[REQUIRED TASK]:
Copy the data verbatim, starting with the first line and ending with the line containing "Tran et al., 2019: [302, 361, 308, 366]", with that line included.

(Excerpts from a layout annotation set)
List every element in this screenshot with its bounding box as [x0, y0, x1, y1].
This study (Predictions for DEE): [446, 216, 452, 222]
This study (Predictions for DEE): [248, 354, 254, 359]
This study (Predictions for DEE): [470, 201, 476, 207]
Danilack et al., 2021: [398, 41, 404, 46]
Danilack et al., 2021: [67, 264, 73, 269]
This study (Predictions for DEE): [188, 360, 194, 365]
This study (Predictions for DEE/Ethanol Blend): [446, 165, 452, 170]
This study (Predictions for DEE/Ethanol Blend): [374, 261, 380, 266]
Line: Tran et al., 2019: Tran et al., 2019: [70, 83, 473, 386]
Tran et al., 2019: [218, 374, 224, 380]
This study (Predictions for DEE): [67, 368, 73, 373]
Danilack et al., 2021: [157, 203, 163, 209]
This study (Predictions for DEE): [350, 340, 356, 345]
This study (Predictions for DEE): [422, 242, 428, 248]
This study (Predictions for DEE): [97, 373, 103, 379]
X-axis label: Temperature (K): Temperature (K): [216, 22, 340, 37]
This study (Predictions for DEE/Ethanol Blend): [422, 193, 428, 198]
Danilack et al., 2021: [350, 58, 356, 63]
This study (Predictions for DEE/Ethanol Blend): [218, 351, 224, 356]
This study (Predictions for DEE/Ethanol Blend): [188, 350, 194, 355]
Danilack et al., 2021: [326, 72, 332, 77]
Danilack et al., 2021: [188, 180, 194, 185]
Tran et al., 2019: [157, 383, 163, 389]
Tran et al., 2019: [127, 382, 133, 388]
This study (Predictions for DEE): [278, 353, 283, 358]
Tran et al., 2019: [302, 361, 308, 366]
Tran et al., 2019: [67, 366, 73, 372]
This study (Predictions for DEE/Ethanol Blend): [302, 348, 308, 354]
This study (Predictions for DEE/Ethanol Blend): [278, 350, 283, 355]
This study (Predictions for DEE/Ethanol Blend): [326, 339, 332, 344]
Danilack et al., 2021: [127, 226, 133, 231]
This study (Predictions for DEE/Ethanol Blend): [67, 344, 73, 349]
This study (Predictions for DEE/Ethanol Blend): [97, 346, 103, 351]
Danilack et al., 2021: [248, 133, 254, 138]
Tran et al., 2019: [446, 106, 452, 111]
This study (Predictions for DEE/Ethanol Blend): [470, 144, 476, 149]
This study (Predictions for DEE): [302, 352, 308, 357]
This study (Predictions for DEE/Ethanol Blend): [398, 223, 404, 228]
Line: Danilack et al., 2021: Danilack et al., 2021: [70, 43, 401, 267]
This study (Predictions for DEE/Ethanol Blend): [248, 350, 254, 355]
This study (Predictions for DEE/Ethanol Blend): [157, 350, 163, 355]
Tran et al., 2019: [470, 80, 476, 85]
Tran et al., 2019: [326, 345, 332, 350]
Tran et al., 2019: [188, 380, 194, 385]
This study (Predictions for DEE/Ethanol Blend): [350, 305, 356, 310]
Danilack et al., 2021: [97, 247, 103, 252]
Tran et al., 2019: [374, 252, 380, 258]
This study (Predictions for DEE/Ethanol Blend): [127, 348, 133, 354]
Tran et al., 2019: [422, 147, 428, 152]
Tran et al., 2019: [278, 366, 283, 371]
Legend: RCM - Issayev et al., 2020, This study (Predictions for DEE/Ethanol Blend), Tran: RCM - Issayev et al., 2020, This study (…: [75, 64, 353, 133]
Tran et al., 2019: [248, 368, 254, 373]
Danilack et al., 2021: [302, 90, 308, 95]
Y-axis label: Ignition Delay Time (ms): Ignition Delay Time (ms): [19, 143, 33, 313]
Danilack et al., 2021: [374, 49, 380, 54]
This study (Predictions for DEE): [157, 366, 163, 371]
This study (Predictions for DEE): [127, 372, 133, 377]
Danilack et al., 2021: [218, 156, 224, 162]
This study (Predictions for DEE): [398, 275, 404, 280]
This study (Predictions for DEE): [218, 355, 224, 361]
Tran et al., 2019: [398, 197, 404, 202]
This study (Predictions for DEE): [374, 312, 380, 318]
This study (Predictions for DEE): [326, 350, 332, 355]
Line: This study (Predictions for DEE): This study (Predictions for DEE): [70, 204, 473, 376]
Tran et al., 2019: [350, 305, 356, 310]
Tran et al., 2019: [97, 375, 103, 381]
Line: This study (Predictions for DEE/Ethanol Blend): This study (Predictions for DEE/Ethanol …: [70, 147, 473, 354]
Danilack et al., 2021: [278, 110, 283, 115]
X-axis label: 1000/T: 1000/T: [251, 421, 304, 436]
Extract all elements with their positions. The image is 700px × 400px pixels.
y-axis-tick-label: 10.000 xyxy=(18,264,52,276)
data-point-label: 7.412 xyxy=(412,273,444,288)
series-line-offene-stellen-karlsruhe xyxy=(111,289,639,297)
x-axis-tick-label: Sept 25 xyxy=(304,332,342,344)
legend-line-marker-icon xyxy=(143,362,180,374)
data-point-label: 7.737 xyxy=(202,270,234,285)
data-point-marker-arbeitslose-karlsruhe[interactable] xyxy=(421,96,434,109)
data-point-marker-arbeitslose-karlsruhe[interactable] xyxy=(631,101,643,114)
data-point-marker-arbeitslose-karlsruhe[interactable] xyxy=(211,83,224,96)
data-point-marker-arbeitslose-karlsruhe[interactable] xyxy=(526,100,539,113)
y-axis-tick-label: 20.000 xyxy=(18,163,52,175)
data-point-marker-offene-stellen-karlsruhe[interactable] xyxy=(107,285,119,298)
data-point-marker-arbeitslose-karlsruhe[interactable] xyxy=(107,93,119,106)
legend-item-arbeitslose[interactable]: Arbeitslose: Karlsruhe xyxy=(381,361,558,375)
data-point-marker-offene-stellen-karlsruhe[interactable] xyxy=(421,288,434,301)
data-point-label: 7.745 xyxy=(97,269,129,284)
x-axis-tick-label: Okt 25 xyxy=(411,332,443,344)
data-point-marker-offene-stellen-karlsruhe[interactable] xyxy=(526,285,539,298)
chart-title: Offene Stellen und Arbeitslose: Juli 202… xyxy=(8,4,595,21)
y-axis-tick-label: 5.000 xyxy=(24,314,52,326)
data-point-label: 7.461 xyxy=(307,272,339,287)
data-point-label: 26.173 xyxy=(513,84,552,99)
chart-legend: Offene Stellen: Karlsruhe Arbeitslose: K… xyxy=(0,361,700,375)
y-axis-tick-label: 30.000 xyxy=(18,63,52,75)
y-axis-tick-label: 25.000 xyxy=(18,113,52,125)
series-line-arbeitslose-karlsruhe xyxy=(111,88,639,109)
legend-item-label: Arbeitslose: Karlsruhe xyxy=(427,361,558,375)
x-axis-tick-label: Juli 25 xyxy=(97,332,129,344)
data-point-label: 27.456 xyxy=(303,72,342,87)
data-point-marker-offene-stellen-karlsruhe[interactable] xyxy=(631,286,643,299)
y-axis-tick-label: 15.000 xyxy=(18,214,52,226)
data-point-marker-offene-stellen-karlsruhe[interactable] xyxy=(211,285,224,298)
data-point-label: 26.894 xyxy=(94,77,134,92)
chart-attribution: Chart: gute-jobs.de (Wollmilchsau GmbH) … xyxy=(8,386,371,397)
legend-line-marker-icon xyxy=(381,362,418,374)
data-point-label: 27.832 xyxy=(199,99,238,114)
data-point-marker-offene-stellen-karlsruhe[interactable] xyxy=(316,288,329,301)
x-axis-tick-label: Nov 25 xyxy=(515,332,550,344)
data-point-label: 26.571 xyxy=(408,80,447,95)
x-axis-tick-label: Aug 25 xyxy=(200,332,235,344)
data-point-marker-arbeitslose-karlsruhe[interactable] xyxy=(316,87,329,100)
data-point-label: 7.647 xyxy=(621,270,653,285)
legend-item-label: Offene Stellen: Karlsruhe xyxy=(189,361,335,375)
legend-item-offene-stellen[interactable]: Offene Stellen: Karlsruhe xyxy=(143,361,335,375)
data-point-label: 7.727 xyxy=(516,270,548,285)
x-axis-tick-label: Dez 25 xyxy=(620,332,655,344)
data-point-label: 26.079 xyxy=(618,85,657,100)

[WRITTEN ANSWER]:
List every element in this screenshot with its bounding box as [x0, y0, x1, y1].
This study (Predictions for DEE): [446, 216, 452, 222]
This study (Predictions for DEE): [248, 354, 254, 359]
This study (Predictions for DEE): [470, 201, 476, 207]
Danilack et al., 2021: [398, 41, 404, 46]
Danilack et al., 2021: [67, 264, 73, 269]
This study (Predictions for DEE): [188, 360, 194, 365]
This study (Predictions for DEE/Ethanol Blend): [446, 165, 452, 170]
This study (Predictions for DEE/Ethanol Blend): [374, 261, 380, 266]
Line: Tran et al., 2019: Tran et al., 2019: [70, 83, 473, 386]
Tran et al., 2019: [218, 374, 224, 380]
This study (Predictions for DEE): [67, 368, 73, 373]
Danilack et al., 2021: [157, 203, 163, 209]
This study (Predictions for DEE): [350, 340, 356, 345]
This study (Predictions for DEE): [422, 242, 428, 248]
This study (Predictions for DEE): [97, 373, 103, 379]
X-axis label: Temperature (K): Temperature (K): [216, 22, 340, 37]
This study (Predictions for DEE/Ethanol Blend): [422, 193, 428, 198]
Danilack et al., 2021: [350, 58, 356, 63]
This study (Predictions for DEE/Ethanol Blend): [218, 351, 224, 356]
This study (Predictions for DEE/Ethanol Blend): [188, 350, 194, 355]
Danilack et al., 2021: [326, 72, 332, 77]
Danilack et al., 2021: [188, 180, 194, 185]
Tran et al., 2019: [157, 383, 163, 389]
Tran et al., 2019: [127, 382, 133, 388]
This study (Predictions for DEE): [278, 353, 283, 358]
Tran et al., 2019: [302, 361, 308, 366]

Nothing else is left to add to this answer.